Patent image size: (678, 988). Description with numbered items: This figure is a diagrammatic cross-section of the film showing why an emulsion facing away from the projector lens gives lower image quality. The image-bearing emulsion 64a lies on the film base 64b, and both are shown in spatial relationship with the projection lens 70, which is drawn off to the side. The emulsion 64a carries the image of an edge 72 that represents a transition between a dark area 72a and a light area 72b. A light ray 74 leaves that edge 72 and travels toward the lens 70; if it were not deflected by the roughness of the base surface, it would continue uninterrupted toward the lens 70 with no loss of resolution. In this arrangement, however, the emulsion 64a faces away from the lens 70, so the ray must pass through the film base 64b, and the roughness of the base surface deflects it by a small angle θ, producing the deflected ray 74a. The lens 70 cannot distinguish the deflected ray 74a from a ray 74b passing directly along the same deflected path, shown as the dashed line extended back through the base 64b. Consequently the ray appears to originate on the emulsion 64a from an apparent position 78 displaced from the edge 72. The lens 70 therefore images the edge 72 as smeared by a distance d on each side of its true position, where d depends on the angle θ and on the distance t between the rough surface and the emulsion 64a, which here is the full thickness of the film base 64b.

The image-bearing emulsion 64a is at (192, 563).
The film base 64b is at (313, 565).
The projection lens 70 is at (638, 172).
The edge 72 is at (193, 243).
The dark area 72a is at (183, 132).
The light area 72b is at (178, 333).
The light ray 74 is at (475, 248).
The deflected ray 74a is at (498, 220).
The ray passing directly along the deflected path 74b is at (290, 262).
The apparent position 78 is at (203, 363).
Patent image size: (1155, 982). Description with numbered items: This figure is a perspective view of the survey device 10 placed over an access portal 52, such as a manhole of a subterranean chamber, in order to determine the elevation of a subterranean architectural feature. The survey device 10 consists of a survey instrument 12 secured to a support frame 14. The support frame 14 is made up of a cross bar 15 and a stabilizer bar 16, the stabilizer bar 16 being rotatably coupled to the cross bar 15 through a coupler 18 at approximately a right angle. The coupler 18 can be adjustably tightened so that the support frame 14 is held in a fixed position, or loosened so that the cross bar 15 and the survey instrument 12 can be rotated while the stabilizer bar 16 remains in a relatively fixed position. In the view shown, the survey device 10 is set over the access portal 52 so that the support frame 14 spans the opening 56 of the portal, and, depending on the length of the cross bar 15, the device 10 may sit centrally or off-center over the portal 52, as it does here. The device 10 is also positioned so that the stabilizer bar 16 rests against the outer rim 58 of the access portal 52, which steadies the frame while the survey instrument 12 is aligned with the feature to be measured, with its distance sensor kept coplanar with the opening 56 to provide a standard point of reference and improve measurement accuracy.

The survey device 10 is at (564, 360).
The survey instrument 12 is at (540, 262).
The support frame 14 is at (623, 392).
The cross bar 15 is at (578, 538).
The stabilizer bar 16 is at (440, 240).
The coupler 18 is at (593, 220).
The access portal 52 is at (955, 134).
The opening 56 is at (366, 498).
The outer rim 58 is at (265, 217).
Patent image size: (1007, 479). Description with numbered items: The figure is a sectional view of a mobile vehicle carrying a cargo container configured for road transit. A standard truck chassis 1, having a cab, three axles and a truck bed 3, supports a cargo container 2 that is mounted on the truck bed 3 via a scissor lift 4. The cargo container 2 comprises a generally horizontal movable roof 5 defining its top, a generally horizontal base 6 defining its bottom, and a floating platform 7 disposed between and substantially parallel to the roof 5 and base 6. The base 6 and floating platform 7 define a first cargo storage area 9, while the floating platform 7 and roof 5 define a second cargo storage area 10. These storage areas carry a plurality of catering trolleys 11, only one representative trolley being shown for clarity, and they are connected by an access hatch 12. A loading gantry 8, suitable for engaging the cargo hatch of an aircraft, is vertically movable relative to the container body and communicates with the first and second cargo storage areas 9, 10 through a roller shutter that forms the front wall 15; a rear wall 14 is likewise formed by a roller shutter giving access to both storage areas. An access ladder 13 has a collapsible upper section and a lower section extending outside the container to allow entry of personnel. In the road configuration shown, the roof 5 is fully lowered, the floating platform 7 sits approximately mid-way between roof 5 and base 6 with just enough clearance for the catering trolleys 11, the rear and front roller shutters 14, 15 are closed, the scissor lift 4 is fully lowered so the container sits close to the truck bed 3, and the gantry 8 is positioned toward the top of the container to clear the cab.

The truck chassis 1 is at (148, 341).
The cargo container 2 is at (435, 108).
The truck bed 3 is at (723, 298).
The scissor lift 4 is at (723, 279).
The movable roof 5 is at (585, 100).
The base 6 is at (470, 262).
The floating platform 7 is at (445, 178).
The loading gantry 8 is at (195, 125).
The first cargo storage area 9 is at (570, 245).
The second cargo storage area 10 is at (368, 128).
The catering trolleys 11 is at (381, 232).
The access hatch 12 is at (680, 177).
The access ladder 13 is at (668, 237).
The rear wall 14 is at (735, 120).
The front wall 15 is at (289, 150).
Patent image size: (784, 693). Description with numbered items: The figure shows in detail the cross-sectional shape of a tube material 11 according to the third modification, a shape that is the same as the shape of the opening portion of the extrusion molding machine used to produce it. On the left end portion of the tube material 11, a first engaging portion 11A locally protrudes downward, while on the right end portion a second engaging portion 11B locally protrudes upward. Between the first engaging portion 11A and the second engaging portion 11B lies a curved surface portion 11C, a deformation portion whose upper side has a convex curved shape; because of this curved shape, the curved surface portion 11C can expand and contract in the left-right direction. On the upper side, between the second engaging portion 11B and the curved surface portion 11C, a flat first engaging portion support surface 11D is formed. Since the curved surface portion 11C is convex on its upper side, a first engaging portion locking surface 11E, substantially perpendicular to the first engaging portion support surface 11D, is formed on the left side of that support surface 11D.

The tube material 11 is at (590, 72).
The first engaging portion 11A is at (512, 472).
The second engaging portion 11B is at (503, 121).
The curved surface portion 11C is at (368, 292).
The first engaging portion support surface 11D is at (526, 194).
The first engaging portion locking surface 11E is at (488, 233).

━━━━━━

• _WHAT YOU WILL DO_:
Convert all the records above into a two-column CSV with the header text,answer, one row per record. Put each field in double quotes and replace its line breaks with spaces.

• _FULL RESPONSE_:
text,answer
"Patent image size: (678, 988). Description with numbered items: This figure is a diagrammatic cross-section of the film showing why an emulsion facing away from the projector lens gives lower image quality. The image-bearing emulsion 64a lies on the film base 64b, and both are shown in spatial relationship with the projection lens 70, which is drawn off to the side. The emulsion 64a carries the image of an edge 72 that represents a transition between a dark area 72a and a light area 72b. A light ray 74 leaves that edge 72 and travels toward the lens 70; if it were not deflected by the roughness of the base surface, it would continue uninterrupted toward the lens 70 with no loss of resolution. In this arrangement, however, the emulsion 64a faces away from the lens 70, so the ray must pass through the film base 64b, and the roughness of the base surface deflects it by a small angle θ, producing the deflected ray 74a. The lens 70 cannot distinguish the deflected ray 74a from a ray 74b passing directly along the same deflected path, shown as the dashed line extended back through the base 64b. Consequently the ray appears to originate on the emulsion 64a from an apparent position 78 displaced from the edge 72. The lens 70 therefore images the edge 72 as smeared by a distance d on each side of its true position, where d depends on the angle θ and on the distance t between the rough surface and the emulsion 64a, which here is the full thickness of the film base 64b.","The image-bearing emulsion 64a is at (192, 563). The film base 64b is at (313, 565). The projection lens 70 is at (638, 172). The edge 72 is at (193, 243). The dark area 72a is at (183, 132). The light area 72b is at (178, 333). The light ray 74 is at (475, 248). The deflected ray 74a is at (498, 220). The ray passing directly along the deflected path 74b is at (290, 262). The apparent position 78 is at (203, 363)."
"Patent image size: (1155, 982). Description with numbered items: This figure is a perspective view of the survey device 10 placed over an access portal 52, such as a manhole of a subterranean chamber, in order to determine the elevation of a subterranean architectural feature. The survey device 10 consists of a survey instrument 12 secured to a support frame 14. The support frame 14 is made up of a cross bar 15 and a stabilizer bar 16, the stabilizer bar 16 being rotatably coupled to the cross bar 15 through a coupler 18 at approximately a right angle. The coupler 18 can be adjustably tightened so that the support frame 14 is held in a fixed position, or loosened so that the cross bar 15 and the survey instrument 12 can be rotated while the stabilizer bar 16 remains in a relatively fixed position. In the view shown, the survey device 10 is set over the access portal 52 so that the support frame 14 spans the opening 56 of the portal, and, depending on the length of the cross bar 15, the device 10 may sit centrally or off-center over the portal 52, as it does here. The device 10 is also positioned so that the stabilizer bar 16 rests against the outer rim 58 of the access portal 52, which steadies the frame while the survey instrument 12 is aligned with the feature to be measured, with its distance sensor kept coplanar with the opening 56 to provide a standard point of reference and improve measurement accuracy.","The survey device 10 is at (564, 360). The survey instrument 12 is at (540, 262). The support frame 14 is at (623, 392). The cross bar 15 is at (578, 538). The stabilizer bar 16 is at (440, 240). The coupler 18 is at (593, 220). The access portal 52 is at (955, 134). The opening 56 is at (366, 498). The outer rim 58 is at (265, 217)."
"Patent image size: (1007, 479). Description with numbered items: The figure is a sectional view of a mobile vehicle carrying a cargo container configured for road transit. A standard truck chassis 1, having a cab, three axles and a truck bed 3, supports a cargo container 2 that is mounted on the truck bed 3 via a scissor lift 4. The cargo container 2 comprises a generally horizontal movable roof 5 defining its top, a generally horizontal base 6 defining its bottom, and a floating platform 7 disposed between and substantially parallel to the roof 5 and base 6. The base 6 and floating platform 7 define a first cargo storage area 9, while the floating platform 7 and roof 5 define a second cargo storage area 10. These storage areas carry a plurality of catering trolleys 11, only one representative trolley being shown for clarity, and they are connected by an access hatch 12. A loading gantry 8, suitable for engaging the cargo hatch of an aircraft, is vertically movable relative to the container body and communicates with the first and second cargo storage areas 9, 10 through a roller shutter that forms the front wall 15; a rear wall 14 is likewise formed by a roller shutter giving access to both storage areas. An access ladder 13 has a collapsible upper section and a lower section extending outside the container to allow entry of personnel. In the road configuration shown, the roof 5 is fully lowered, the floating platform 7 sits approximately mid-way between roof 5 and base 6 with just enough clearance for the catering trolleys 11, the rear and front roller shutters 14, 15 are closed, the scissor lift 4 is fully lowered so the container sits close to the truck bed 3, and the gantry 8 is positioned toward the top of the container to clear the cab.","The truck chassis 1 is at (148, 341). The cargo container 2 is at (435, 108). The truck bed 3 is at (723, 298). The scissor lift 4 is at (723, 279). The movable roof 5 is at (585, 100). The base 6 is at (470, 262). The floating platform 7 is at (445, 178). The loading gantry 8 is at (195, 125). The first cargo storage area 9 is at (570, 245). The second cargo storage area 10 is at (368, 128). The catering trolleys 11 is at (381, 232). The access hatch 12 is at (680, 177). The access ladder 13 is at (668, 237). The rear wall 14 is at (735, 120). The front wall 15 is at (289, 150)."
"Patent image size: (784, 693). Description with numbered items: The figure shows in detail the cross-sectional shape of a tube material 11 according to the third modification, a shape that is the same as the shape of the opening portion of the extrusion molding machine used to produce it. On the left end portion of the tube material 11, a first engaging portion 11A locally protrudes downward, while on the right end portion a second engaging portion 11B locally protrudes upward. Between the first engaging portion 11A and the second engaging portion 11B lies a curved surface portion 11C, a deformation portion whose upper side has a convex curved shape; because of this curved shape, the curved surface portion 11C can expand and contract in the left-right direction. On the upper side, between the second engaging portion 11B and the curved surface portion 11C, a flat first engaging portion support surface 11D is formed. Since the curved surface portion 11C is convex on its upper side, a first engaging portion locking surface 11E, substantially perpendicular to the first engaging portion support surface 11D, is formed on the left side of that support surface 11D.","The tube material 11 is at (590, 72). The first engaging portion 11A is at (512, 472). The second engaging portion 11B is at (503, 121). The curved surface portion 11C is at (368, 292). The first engaging portion support surface 11D is at (526, 194). The first engaging portion locking surface 11E is at (488, 233)."